### [Raw records]
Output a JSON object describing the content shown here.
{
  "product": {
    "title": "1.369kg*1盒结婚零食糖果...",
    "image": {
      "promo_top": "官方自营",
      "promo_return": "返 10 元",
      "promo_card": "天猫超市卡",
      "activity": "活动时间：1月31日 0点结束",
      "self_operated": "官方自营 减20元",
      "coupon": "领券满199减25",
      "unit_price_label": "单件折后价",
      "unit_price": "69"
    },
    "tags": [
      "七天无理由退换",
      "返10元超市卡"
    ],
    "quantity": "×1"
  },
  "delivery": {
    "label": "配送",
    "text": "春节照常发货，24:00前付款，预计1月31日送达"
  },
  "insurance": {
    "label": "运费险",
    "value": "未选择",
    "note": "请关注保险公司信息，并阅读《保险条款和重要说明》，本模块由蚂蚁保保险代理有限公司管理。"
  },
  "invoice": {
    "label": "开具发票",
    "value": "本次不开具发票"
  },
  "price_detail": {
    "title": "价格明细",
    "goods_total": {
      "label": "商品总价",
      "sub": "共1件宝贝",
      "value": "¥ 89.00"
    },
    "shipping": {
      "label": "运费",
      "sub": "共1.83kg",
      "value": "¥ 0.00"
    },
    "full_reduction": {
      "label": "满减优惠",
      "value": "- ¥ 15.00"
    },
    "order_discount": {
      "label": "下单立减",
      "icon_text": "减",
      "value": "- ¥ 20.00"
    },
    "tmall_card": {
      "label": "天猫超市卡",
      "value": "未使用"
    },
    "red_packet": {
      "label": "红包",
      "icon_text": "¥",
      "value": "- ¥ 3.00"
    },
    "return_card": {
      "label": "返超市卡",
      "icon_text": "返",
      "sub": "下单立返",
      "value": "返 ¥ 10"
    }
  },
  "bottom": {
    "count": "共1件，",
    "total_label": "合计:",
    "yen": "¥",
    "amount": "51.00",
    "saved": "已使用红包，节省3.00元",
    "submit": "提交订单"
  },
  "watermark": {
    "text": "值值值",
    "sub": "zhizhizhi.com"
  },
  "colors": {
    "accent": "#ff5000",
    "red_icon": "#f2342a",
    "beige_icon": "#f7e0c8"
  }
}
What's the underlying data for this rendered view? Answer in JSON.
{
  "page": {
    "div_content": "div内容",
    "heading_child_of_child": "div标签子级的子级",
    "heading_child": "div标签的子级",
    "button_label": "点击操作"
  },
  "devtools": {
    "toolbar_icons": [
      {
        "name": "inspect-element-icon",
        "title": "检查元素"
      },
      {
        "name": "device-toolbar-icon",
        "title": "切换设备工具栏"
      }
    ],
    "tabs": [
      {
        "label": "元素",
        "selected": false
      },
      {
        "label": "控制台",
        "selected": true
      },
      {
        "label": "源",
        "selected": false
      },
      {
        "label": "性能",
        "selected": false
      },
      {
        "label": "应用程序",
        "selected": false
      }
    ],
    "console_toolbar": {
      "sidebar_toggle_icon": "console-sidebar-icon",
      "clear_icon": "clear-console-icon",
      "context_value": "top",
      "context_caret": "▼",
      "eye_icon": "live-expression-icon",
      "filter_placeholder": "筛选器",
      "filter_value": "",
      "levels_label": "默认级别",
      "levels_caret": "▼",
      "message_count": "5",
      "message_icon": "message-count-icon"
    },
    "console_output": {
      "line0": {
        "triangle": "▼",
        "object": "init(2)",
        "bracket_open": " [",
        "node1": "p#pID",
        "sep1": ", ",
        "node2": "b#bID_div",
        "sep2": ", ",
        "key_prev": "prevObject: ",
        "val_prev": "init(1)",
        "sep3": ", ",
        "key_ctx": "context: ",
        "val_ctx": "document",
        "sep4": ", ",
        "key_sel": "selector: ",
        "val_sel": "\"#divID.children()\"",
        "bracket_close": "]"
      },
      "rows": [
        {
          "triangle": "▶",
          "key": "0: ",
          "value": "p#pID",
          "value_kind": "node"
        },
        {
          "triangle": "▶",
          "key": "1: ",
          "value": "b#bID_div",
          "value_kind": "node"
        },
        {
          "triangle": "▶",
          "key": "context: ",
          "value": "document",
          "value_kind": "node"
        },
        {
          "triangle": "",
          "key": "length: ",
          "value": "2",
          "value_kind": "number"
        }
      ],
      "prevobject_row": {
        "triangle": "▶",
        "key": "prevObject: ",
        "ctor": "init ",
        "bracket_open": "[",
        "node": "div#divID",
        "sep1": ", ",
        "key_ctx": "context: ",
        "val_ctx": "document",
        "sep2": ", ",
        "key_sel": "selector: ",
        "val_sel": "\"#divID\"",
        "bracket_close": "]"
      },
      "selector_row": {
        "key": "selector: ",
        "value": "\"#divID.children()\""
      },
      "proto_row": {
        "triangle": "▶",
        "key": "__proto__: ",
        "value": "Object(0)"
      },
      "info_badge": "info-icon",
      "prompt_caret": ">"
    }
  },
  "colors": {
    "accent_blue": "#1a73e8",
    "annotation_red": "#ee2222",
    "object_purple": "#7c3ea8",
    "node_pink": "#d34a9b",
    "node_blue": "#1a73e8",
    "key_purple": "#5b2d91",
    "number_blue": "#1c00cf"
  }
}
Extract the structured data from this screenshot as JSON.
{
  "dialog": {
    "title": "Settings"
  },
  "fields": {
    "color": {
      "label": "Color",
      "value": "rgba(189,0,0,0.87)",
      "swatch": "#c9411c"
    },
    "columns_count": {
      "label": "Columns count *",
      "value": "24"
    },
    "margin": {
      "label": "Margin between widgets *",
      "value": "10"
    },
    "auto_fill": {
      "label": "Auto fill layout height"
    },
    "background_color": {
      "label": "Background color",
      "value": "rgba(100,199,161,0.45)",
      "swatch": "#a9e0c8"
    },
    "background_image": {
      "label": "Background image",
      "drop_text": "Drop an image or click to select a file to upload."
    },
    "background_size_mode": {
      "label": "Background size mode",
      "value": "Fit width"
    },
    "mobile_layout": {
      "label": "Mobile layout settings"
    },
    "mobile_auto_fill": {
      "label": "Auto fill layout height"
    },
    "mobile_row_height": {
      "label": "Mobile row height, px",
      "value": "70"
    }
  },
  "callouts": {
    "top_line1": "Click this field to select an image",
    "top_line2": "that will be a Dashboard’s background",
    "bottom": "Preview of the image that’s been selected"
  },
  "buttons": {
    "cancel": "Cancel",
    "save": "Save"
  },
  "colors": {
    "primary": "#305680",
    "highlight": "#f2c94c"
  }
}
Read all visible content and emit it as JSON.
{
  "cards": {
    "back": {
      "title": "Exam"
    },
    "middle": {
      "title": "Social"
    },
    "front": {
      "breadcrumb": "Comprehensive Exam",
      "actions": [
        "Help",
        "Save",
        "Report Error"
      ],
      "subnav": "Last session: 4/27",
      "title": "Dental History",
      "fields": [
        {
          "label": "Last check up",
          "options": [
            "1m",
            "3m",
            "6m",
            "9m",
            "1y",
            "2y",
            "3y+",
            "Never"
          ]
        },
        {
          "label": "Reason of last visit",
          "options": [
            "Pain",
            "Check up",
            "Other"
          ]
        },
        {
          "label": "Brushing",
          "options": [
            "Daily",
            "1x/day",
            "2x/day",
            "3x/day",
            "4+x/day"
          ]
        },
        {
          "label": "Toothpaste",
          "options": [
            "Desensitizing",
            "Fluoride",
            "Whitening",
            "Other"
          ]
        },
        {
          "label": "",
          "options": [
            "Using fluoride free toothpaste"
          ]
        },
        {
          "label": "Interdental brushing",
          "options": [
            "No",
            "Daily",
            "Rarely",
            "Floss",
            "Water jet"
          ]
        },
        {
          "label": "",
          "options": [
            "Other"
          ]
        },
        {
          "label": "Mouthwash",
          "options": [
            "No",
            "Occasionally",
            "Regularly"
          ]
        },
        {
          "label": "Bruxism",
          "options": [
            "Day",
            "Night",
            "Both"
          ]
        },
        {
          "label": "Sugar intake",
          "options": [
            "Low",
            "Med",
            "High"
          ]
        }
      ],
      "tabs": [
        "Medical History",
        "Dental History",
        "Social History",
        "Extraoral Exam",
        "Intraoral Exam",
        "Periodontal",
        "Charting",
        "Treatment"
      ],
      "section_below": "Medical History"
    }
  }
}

### [What you should do]
In the entries above, locate every line with the word "that" and copy it.

### [Exercise solution]
    "top_line2": "that will be a Dashboard’s background",
    "bottom": "Preview of the image that’s been selected"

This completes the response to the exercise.